EXERCISE DETAILS ->
Rewrite the listing below, putting "Title Screen" in place of "Stars Start" wherever it occurs and changing nothing else.

*****

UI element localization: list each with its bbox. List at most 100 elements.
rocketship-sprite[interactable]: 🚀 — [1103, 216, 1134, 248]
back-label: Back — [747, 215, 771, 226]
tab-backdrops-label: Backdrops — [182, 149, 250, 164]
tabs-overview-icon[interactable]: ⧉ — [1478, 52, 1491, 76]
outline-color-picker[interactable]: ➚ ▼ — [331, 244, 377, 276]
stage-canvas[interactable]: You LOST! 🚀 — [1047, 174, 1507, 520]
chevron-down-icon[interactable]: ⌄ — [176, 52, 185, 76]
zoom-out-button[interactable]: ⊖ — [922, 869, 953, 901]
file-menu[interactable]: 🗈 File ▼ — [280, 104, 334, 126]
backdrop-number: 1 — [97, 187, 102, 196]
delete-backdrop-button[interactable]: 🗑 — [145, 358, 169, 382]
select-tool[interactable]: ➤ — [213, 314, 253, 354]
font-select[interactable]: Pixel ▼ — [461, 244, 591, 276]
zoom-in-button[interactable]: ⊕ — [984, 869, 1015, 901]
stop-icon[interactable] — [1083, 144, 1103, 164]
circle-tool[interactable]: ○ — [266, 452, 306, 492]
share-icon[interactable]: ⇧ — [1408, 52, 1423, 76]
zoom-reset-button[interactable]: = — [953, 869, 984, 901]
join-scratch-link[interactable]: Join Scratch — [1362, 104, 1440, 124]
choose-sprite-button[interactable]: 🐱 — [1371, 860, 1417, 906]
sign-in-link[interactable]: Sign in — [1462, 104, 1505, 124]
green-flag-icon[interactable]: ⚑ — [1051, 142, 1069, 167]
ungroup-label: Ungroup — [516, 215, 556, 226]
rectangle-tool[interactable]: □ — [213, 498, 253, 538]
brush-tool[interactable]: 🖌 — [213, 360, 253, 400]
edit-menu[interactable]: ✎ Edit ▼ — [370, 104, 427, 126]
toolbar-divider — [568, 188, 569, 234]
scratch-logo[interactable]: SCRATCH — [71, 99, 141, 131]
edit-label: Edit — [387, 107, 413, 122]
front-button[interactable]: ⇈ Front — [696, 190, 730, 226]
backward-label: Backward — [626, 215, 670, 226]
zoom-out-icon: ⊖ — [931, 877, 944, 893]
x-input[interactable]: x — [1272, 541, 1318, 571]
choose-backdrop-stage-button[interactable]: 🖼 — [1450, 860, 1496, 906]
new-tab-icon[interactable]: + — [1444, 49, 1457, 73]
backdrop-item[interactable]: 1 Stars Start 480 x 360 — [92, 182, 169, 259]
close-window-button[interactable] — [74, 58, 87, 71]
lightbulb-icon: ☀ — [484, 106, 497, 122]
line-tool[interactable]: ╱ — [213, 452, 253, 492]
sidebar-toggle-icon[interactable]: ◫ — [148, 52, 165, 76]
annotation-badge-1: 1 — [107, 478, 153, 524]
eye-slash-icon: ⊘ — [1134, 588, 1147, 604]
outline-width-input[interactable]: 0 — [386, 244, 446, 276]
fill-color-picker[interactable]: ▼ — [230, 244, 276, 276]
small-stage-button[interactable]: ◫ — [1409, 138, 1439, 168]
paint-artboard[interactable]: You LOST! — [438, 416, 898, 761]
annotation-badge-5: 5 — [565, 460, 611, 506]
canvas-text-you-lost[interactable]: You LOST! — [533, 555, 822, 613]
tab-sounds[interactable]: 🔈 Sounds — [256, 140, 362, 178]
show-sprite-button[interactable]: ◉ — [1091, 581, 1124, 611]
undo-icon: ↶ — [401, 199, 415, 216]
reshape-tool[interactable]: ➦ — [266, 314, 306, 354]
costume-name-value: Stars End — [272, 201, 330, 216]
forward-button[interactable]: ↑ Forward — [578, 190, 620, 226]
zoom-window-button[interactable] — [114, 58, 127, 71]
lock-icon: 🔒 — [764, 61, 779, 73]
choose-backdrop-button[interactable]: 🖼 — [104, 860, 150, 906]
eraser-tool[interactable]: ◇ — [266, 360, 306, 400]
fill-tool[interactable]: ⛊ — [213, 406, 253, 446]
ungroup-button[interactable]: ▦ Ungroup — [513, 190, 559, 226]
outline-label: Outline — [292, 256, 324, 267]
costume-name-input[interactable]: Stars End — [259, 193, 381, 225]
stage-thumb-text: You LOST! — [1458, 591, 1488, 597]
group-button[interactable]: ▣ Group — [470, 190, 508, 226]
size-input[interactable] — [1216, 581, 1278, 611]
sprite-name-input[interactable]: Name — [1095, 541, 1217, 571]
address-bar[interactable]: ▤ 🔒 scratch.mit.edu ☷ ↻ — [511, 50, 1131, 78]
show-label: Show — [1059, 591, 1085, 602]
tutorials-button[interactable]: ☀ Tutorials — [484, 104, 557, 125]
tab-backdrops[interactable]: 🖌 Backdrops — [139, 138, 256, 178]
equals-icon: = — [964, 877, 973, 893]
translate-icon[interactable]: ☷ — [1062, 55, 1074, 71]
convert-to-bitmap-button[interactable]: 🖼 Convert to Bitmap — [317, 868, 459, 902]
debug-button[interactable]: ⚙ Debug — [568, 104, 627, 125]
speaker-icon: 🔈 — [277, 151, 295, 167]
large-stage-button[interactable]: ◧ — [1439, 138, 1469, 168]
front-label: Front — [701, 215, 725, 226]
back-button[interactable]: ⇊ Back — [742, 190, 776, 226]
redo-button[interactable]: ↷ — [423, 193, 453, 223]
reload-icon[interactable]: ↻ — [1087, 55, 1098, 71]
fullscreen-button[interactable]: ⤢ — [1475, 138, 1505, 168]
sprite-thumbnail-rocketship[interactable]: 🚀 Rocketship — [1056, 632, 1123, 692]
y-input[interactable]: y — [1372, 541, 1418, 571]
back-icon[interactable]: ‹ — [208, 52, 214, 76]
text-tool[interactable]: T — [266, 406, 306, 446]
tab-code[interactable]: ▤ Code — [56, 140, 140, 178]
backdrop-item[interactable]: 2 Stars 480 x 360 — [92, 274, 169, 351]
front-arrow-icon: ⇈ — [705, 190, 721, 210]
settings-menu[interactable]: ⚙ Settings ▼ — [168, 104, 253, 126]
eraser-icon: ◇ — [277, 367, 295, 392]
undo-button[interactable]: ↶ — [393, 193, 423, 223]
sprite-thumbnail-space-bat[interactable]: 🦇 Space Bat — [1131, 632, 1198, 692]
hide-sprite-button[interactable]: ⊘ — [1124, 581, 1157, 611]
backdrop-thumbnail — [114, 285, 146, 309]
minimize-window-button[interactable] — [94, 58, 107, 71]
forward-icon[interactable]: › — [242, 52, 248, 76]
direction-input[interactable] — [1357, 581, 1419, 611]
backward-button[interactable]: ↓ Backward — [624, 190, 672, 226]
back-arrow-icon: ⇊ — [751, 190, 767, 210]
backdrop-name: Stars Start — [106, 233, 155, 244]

*****

SOLVED PROBLEM ->
UI element localization: list each with its bbox. List at most 100 elements.
rocketship-sprite[interactable]: 🚀 — [1103, 216, 1134, 248]
back-label: Back — [747, 215, 771, 226]
tab-backdrops-label: Backdrops — [182, 149, 250, 164]
tabs-overview-icon[interactable]: ⧉ — [1478, 52, 1491, 76]
outline-color-picker[interactable]: ➚ ▼ — [331, 244, 377, 276]
stage-canvas[interactable]: You LOST! 🚀 — [1047, 174, 1507, 520]
chevron-down-icon[interactable]: ⌄ — [176, 52, 185, 76]
zoom-out-button[interactable]: ⊖ — [922, 869, 953, 901]
file-menu[interactable]: 🗈 File ▼ — [280, 104, 334, 126]
backdrop-number: 1 — [97, 187, 102, 196]
delete-backdrop-button[interactable]: 🗑 — [145, 358, 169, 382]
select-tool[interactable]: ➤ — [213, 314, 253, 354]
font-select[interactable]: Pixel ▼ — [461, 244, 591, 276]
zoom-in-button[interactable]: ⊕ — [984, 869, 1015, 901]
stop-icon[interactable] — [1083, 144, 1103, 164]
circle-tool[interactable]: ○ — [266, 452, 306, 492]
share-icon[interactable]: ⇧ — [1408, 52, 1423, 76]
zoom-reset-button[interactable]: = — [953, 869, 984, 901]
join-scratch-link[interactable]: Join Scratch — [1362, 104, 1440, 124]
choose-sprite-button[interactable]: 🐱 — [1371, 860, 1417, 906]
sign-in-link[interactable]: Sign in — [1462, 104, 1505, 124]
green-flag-icon[interactable]: ⚑ — [1051, 142, 1069, 167]
ungroup-label: Ungroup — [516, 215, 556, 226]
rectangle-tool[interactable]: □ — [213, 498, 253, 538]
brush-tool[interactable]: 🖌 — [213, 360, 253, 400]
edit-menu[interactable]: ✎ Edit ▼ — [370, 104, 427, 126]
toolbar-divider — [568, 188, 569, 234]
scratch-logo[interactable]: SCRATCH — [71, 99, 141, 131]
edit-label: Edit — [387, 107, 413, 122]
front-button[interactable]: ⇈ Front — [696, 190, 730, 226]
backward-label: Backward — [626, 215, 670, 226]
zoom-out-icon: ⊖ — [931, 877, 944, 893]
x-input[interactable]: x — [1272, 541, 1318, 571]
choose-backdrop-stage-button[interactable]: 🖼 — [1450, 860, 1496, 906]
new-tab-icon[interactable]: + — [1444, 49, 1457, 73]
backdrop-item[interactable]: 1 Title Screen 480 x 360 — [92, 182, 169, 259]
close-window-button[interactable] — [74, 58, 87, 71]
lightbulb-icon: ☀ — [484, 106, 497, 122]
line-tool[interactable]: ╱ — [213, 452, 253, 492]
sidebar-toggle-icon[interactable]: ◫ — [148, 52, 165, 76]
annotation-badge-1: 1 — [107, 478, 153, 524]
eye-slash-icon: ⊘ — [1134, 588, 1147, 604]
outline-width-input[interactable]: 0 — [386, 244, 446, 276]
fill-color-picker[interactable]: ▼ — [230, 244, 276, 276]
small-stage-button[interactable]: ◫ — [1409, 138, 1439, 168]
paint-artboard[interactable]: You LOST! — [438, 416, 898, 761]
annotation-badge-5: 5 — [565, 460, 611, 506]
canvas-text-you-lost[interactable]: You LOST! — [533, 555, 822, 613]
tab-sounds[interactable]: 🔈 Sounds — [256, 140, 362, 178]
show-sprite-button[interactable]: ◉ — [1091, 581, 1124, 611]
undo-icon: ↶ — [401, 199, 415, 216]
reshape-tool[interactable]: ➦ — [266, 314, 306, 354]
costume-name-value: Stars End — [272, 201, 330, 216]
forward-button[interactable]: ↑ Forward — [578, 190, 620, 226]
zoom-window-button[interactable] — [114, 58, 127, 71]
lock-icon: 🔒 — [764, 61, 779, 73]
choose-backdrop-button[interactable]: 🖼 — [104, 860, 150, 906]
eraser-tool[interactable]: ◇ — [266, 360, 306, 400]
fill-tool[interactable]: ⛊ — [213, 406, 253, 446]
ungroup-button[interactable]: ▦ Ungroup — [513, 190, 559, 226]
outline-label: Outline — [292, 256, 324, 267]
costume-name-input[interactable]: Stars End — [259, 193, 381, 225]
stage-thumb-text: You LOST! — [1458, 591, 1488, 597]
group-button[interactable]: ▣ Group — [470, 190, 508, 226]
size-input[interactable] — [1216, 581, 1278, 611]
sprite-name-input[interactable]: Name — [1095, 541, 1217, 571]
address-bar[interactable]: ▤ 🔒 scratch.mit.edu ☷ ↻ — [511, 50, 1131, 78]
show-label: Show — [1059, 591, 1085, 602]
tutorials-button[interactable]: ☀ Tutorials — [484, 104, 557, 125]
tab-backdrops[interactable]: 🖌 Backdrops — [139, 138, 256, 178]
equals-icon: = — [964, 877, 973, 893]
translate-icon[interactable]: ☷ — [1062, 55, 1074, 71]
convert-to-bitmap-button[interactable]: 🖼 Convert to Bitmap — [317, 868, 459, 902]
debug-button[interactable]: ⚙ Debug — [568, 104, 627, 125]
speaker-icon: 🔈 — [277, 151, 295, 167]
large-stage-button[interactable]: ◧ — [1439, 138, 1469, 168]
front-label: Front — [701, 215, 725, 226]
back-button[interactable]: ⇊ Back — [742, 190, 776, 226]
redo-button[interactable]: ↷ — [423, 193, 453, 223]
reload-icon[interactable]: ↻ — [1087, 55, 1098, 71]
fullscreen-button[interactable]: ⤢ — [1475, 138, 1505, 168]
sprite-thumbnail-rocketship[interactable]: 🚀 Rocketship — [1056, 632, 1123, 692]
y-input[interactable]: y — [1372, 541, 1418, 571]
back-icon[interactable]: ‹ — [208, 52, 214, 76]
text-tool[interactable]: T — [266, 406, 306, 446]
tab-code[interactable]: ▤ Code — [56, 140, 140, 178]
backdrop-item[interactable]: 2 Stars 480 x 360 — [92, 274, 169, 351]
front-arrow-icon: ⇈ — [705, 190, 721, 210]
settings-menu[interactable]: ⚙ Settings ▼ — [168, 104, 253, 126]
eraser-icon: ◇ — [277, 367, 295, 392]
undo-button[interactable]: ↶ — [393, 193, 423, 223]
sprite-thumbnail-space-bat[interactable]: 🦇 Space Bat — [1131, 632, 1198, 692]
hide-sprite-button[interactable]: ⊘ — [1124, 581, 1157, 611]
backdrop-thumbnail — [114, 285, 146, 309]
minimize-window-button[interactable] — [94, 58, 107, 71]
forward-icon[interactable]: › — [242, 52, 248, 76]
direction-input[interactable] — [1357, 581, 1419, 611]
backward-button[interactable]: ↓ Backward — [624, 190, 672, 226]
back-arrow-icon: ⇊ — [751, 190, 767, 210]
backdrop-name: Title Screen — [106, 233, 155, 244]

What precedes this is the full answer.